### WHAT TO WORK ON
Return all lines that include the string "reformers".

● ● ●

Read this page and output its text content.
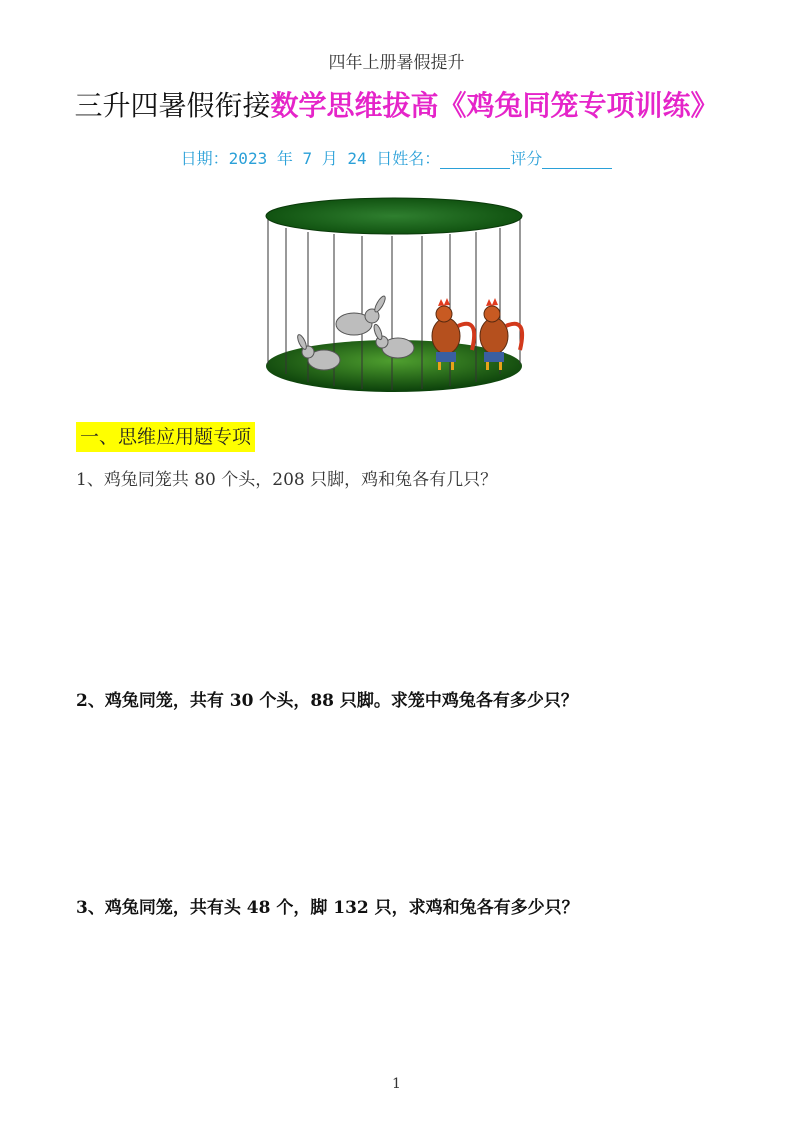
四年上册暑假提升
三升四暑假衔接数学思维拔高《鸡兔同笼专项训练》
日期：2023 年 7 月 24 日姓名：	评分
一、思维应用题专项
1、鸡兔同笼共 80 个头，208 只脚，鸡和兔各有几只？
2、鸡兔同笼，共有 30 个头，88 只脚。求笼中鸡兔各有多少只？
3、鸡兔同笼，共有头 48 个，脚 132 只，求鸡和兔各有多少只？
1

● ● ●

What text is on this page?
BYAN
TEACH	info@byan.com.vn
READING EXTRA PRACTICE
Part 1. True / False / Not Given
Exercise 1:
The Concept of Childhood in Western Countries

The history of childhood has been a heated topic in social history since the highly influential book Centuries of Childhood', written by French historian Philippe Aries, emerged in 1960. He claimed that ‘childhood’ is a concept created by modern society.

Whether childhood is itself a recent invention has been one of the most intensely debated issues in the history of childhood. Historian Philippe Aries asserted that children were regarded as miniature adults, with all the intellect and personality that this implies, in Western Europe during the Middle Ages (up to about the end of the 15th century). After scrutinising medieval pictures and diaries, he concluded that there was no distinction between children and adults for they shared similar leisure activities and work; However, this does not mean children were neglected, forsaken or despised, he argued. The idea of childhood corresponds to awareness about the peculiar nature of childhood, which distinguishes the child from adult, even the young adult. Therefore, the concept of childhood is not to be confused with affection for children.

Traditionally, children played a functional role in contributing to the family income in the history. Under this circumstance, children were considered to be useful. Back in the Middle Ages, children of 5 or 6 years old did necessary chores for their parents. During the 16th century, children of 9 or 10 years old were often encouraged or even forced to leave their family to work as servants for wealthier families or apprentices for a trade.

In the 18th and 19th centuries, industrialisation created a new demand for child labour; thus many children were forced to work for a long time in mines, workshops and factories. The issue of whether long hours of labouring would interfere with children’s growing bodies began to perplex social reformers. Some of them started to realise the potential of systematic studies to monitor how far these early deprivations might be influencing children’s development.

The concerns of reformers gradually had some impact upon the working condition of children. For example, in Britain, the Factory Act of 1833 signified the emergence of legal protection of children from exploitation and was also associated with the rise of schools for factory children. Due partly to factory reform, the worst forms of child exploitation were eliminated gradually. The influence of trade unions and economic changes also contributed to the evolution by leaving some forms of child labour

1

● ● ●

### SOLUTION TO THIS PROBLEM
In the 18th and 19th centuries, industrialisation created a new demand for child labour; thus many children were forced to work for a long time in mines, workshops and factories. The issue of whether long hours of labouring would interfere with children’s growing bodies began to perplex social reformers. Some of them started to realise the potential of systematic studies to monitor how far these early deprivations might be influencing children’s development.
The concerns of reformers gradually had some impact upon the working condition of children. For example, in Britain, the Factory Act of 1833 signified the emergence of legal protection of children from exploitation and was also associated with the rise of schools for factory children. Due partly to factory reform, the worst forms of child exploitation were eliminated gradually. The influence of trade unions and economic changes also contributed to the evolution by leaving some forms of child labour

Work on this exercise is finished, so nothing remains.